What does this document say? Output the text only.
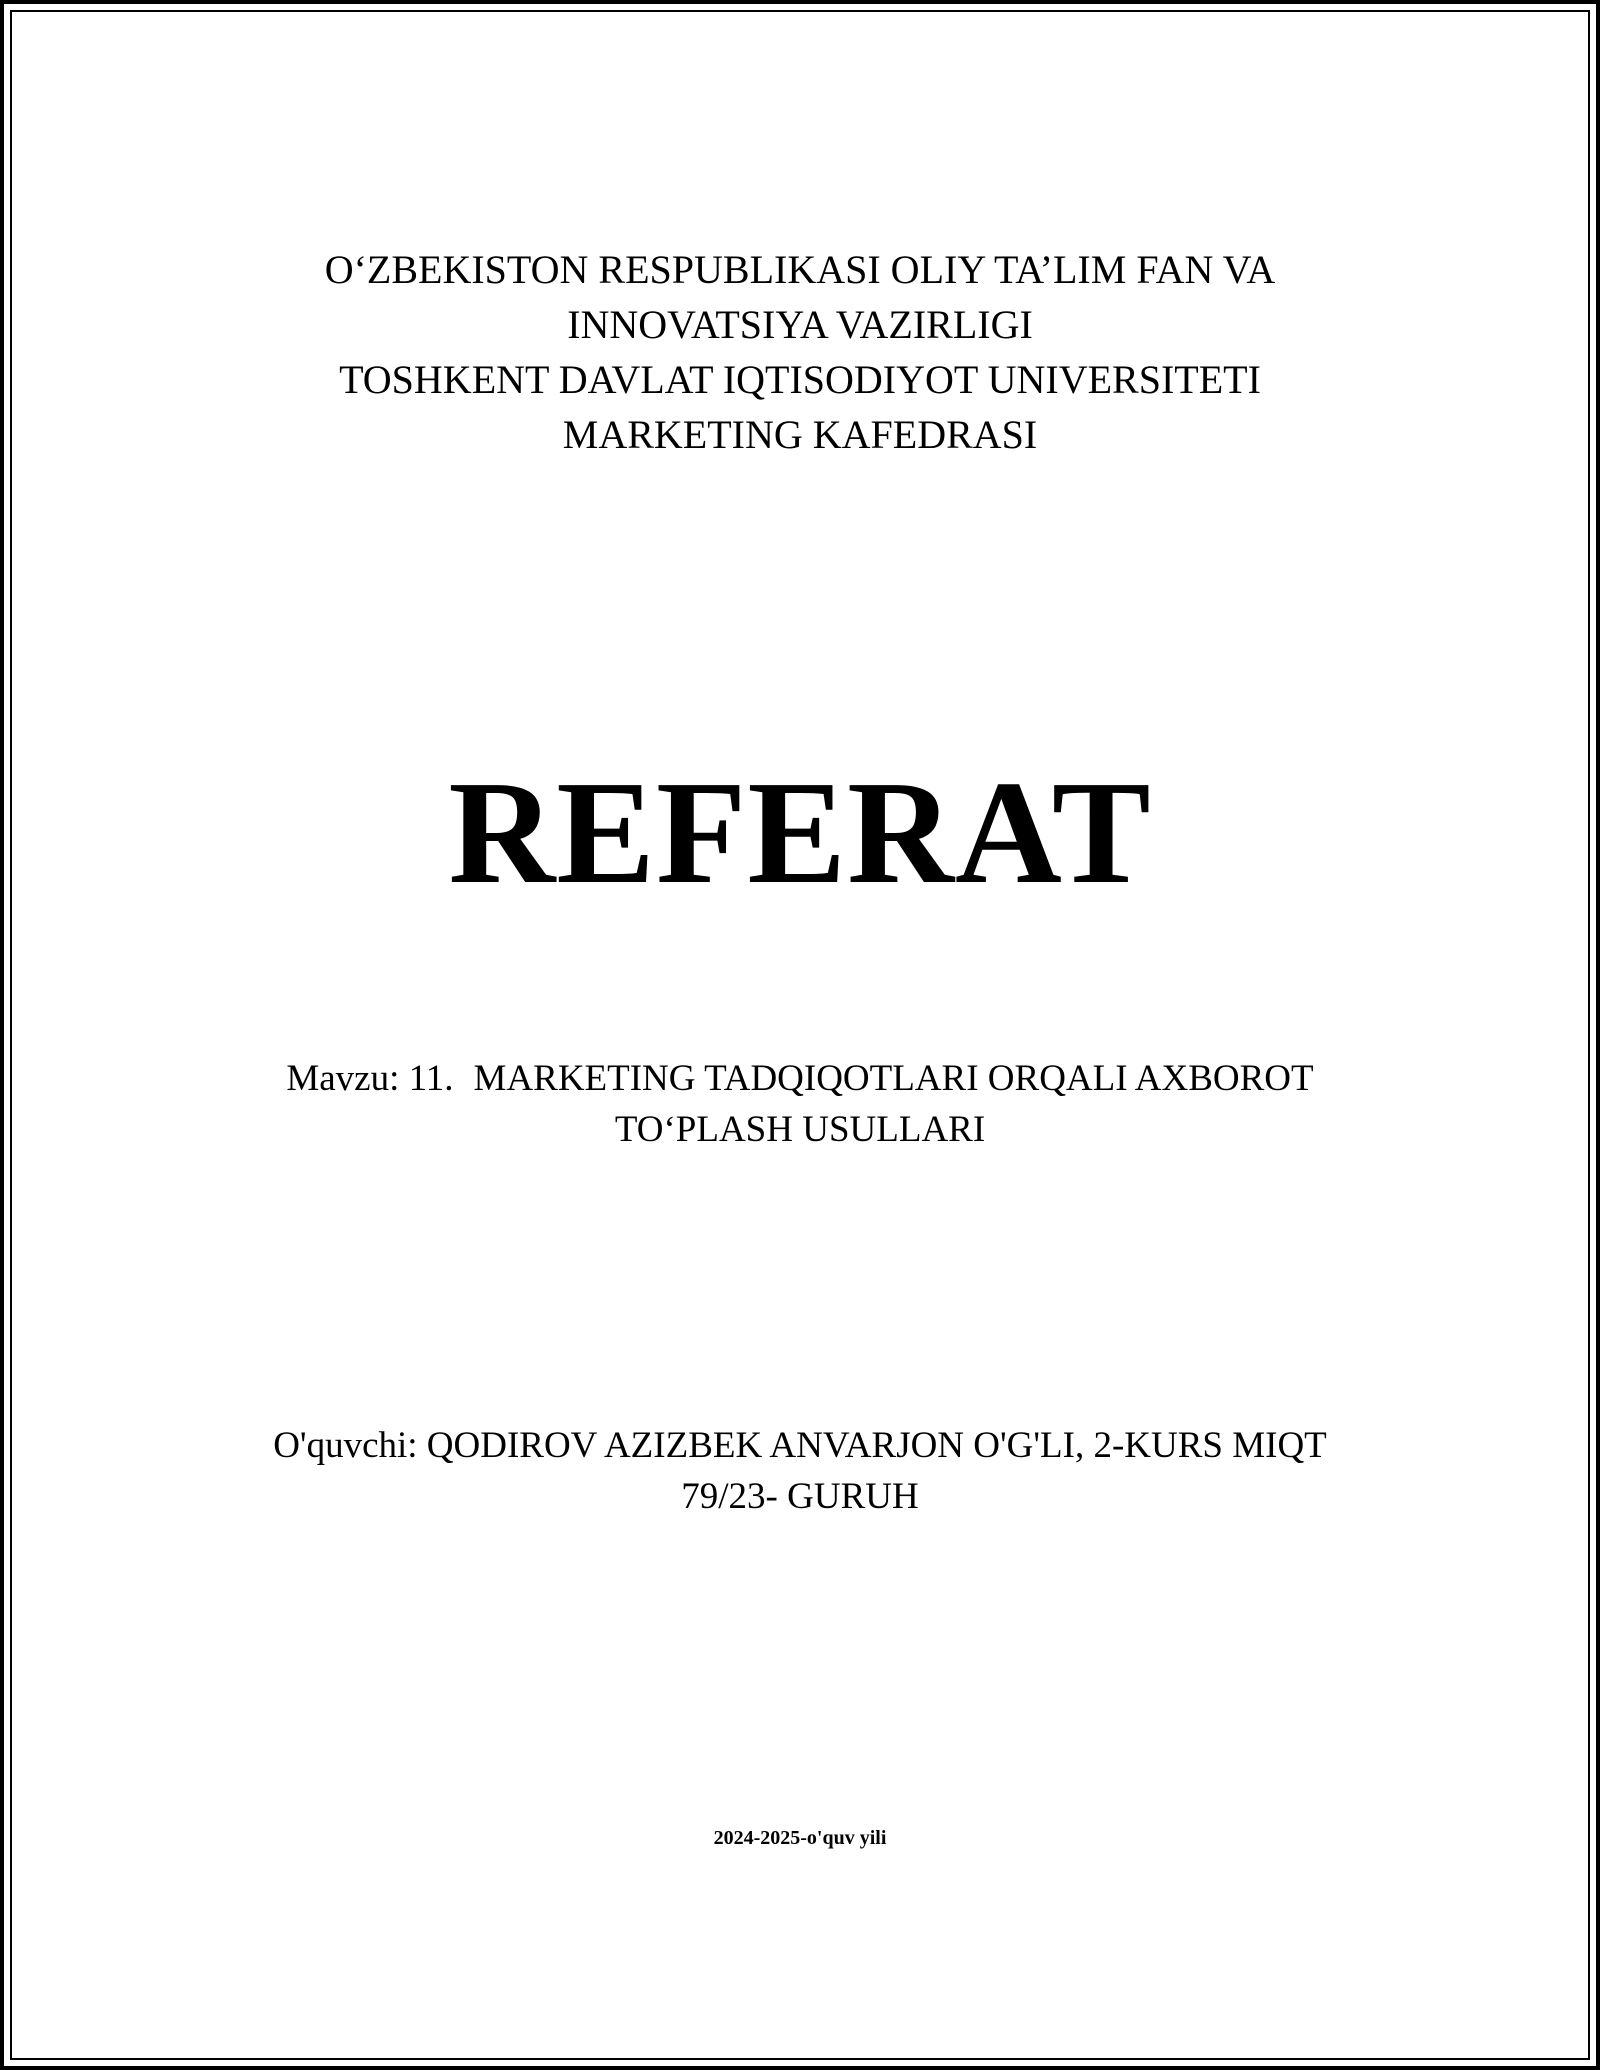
O‘ZBEKISTON RESPUBLIKASI OLIY TA’LIM FAN VA
INNOVATSIYA VAZIRLIGI
TOSHKENT DAVLAT IQTISODIYOT UNIVERSITETI
MARKETING KAFEDRASI
REFERAT
Mavzu: 11. MARKETING TADQIQOTLARI ORQALI AXBOROT
TO‘PLASH USULLARI
O'quvchi: QODIROV AZIZBEK ANVARJON O'G'LI, 2-KURS MIQT
79/23- GURUH
2024-2025-o'quv yili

- [WRITTEN INSTRUCTION]: The records above must be printed exactly; the pictures stay out.

- [ANSWER TO THE PROBLEM]:
What does this document say? Output the text only.
O‘ZBEKISTON RESPUBLIKASI OLIY TA’LIM FAN VA
INNOVATSIYA VAZIRLIGI
TOSHKENT DAVLAT IQTISODIYOT UNIVERSITETI
MARKETING KAFEDRASI
REFERAT
Mavzu: 11. MARKETING TADQIQOTLARI ORQALI AXBOROT
TO‘PLASH USULLARI
O'quvchi: QODIROV AZIZBEK ANVARJON O'G'LI, 2-KURS MIQT
79/23- GURUH
2024-2025-o'quv yili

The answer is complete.